# YOUR TASK
Extract every line that contains the word "természetföldrajzi".

start DATASET

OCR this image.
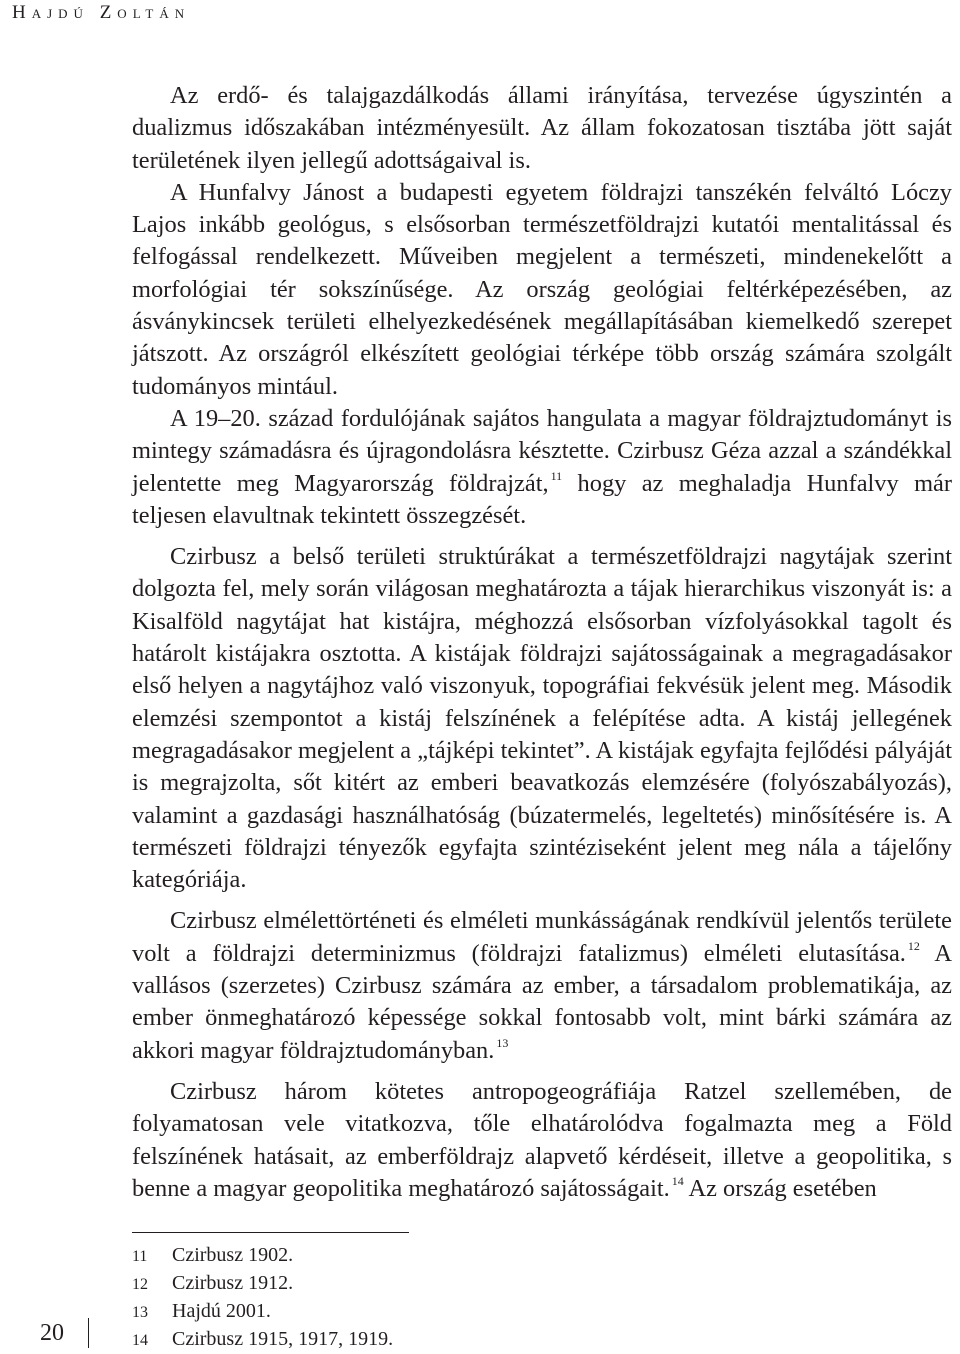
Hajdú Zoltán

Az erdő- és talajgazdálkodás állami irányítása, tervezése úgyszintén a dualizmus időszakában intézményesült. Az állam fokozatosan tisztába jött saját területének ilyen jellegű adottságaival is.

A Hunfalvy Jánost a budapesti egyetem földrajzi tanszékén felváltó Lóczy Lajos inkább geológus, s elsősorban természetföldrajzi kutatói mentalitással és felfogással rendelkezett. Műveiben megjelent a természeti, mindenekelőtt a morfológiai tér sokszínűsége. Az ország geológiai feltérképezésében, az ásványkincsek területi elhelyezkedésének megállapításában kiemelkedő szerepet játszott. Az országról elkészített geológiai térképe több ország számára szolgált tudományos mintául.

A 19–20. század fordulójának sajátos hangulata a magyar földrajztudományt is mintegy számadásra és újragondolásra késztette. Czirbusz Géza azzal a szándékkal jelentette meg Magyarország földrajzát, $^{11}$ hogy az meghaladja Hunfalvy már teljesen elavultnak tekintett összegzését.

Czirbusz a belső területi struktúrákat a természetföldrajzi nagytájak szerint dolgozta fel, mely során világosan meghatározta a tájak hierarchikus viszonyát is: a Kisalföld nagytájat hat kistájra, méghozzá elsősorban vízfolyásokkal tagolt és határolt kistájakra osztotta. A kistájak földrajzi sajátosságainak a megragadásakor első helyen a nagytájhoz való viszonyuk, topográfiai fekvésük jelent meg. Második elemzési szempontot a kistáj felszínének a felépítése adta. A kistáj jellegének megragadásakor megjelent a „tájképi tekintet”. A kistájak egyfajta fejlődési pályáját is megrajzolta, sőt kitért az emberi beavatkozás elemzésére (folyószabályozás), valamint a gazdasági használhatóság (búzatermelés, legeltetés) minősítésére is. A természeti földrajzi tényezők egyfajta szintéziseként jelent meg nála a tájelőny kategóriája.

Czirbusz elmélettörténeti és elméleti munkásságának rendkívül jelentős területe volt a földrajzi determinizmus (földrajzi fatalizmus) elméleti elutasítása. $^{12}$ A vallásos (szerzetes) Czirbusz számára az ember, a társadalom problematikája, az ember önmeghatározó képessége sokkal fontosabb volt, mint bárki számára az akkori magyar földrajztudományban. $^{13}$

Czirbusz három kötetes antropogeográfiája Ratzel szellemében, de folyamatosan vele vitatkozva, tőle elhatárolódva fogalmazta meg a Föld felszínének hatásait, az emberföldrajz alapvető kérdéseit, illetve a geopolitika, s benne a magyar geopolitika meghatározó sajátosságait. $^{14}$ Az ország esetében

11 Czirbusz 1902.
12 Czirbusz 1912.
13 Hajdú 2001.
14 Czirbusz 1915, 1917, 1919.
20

end DATASET
start DATASET

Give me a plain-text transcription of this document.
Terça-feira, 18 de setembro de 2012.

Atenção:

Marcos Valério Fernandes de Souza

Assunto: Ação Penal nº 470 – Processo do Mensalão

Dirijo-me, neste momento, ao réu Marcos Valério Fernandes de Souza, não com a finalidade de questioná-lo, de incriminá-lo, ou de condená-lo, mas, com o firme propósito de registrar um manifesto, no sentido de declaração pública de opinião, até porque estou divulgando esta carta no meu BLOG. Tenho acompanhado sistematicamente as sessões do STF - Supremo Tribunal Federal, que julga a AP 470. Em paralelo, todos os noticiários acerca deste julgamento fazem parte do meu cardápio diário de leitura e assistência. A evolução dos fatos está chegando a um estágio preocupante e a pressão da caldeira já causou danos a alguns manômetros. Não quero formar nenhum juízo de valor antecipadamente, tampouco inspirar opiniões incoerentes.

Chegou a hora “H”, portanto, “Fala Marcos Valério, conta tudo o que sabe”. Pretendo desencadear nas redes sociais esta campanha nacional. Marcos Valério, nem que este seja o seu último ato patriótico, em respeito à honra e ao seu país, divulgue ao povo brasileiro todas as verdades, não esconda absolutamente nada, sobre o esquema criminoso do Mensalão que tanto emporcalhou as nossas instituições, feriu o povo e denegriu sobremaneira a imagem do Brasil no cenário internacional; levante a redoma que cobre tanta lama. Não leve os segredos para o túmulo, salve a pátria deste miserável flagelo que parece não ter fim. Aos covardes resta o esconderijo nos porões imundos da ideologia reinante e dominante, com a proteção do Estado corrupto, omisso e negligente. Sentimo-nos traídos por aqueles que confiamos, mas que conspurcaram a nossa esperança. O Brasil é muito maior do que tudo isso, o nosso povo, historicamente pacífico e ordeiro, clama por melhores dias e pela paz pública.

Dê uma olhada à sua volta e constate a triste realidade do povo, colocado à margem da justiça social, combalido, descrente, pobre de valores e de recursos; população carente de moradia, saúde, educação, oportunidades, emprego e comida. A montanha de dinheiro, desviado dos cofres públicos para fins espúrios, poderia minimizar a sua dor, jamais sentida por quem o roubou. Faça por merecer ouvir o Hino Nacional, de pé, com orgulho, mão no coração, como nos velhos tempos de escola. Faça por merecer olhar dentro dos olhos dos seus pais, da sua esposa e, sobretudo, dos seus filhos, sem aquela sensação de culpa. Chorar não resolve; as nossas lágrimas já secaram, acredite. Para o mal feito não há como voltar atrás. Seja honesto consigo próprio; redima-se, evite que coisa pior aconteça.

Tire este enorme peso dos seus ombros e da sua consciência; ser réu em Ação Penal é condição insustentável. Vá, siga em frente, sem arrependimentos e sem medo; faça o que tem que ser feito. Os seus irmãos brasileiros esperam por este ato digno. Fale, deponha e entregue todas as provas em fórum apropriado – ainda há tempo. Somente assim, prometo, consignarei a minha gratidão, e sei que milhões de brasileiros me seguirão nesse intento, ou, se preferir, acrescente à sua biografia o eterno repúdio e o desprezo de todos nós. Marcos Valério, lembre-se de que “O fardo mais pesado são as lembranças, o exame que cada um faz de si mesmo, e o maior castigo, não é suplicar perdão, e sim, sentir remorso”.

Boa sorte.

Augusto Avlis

end DATASET

# RESPONSE
A Hunfalvy Jánost a budapesti egyetem földrajzi tanszékén felváltó Lóczy Lajos inkább geológus, s elsősorban természetföldrajzi kutatói mentalitással és felfogással rendelkezett. Műveiben megjelent a természeti, mindenekelőtt a morfológiai tér sokszínűsége. Az ország geológiai feltérképezésében, az ásványkincsek területi elhelyezkedésének megállapításában kiemelkedő szerepet játszott. Az országról elkészített geológiai térképe több ország számára szolgált tudományos mintául.
Czirbusz a belső területi struktúrákat a természetföldrajzi nagytájak szerint dolgozta fel, mely során világosan meghatározta a tájak hierarchikus viszonyát is: a Kisalföld nagytájat hat kistájra, méghozzá elsősorban vízfolyásokkal tagolt és határolt kistájakra osztotta. A kistájak földrajzi sajátosságainak a megragadásakor első helyen a nagytájhoz való viszonyuk, topográfiai fekvésük jelent meg. Második elemzési szempontot a kistáj felszínének a felépítése adta. A kistáj jellegének megragadásakor megjelent a „tájképi tekintet”. A kistájak egyfajta fejlődési pályáját is megrajzolta, sőt kitért az emberi beavatkozás elemzésére (folyószabályozás), valamint a gazdasági használhatóság (búzatermelés, legeltetés) minősítésére is. A természeti földrajzi tényezők egyfajta szintéziseként jelent meg nála a tájelőny kategóriája.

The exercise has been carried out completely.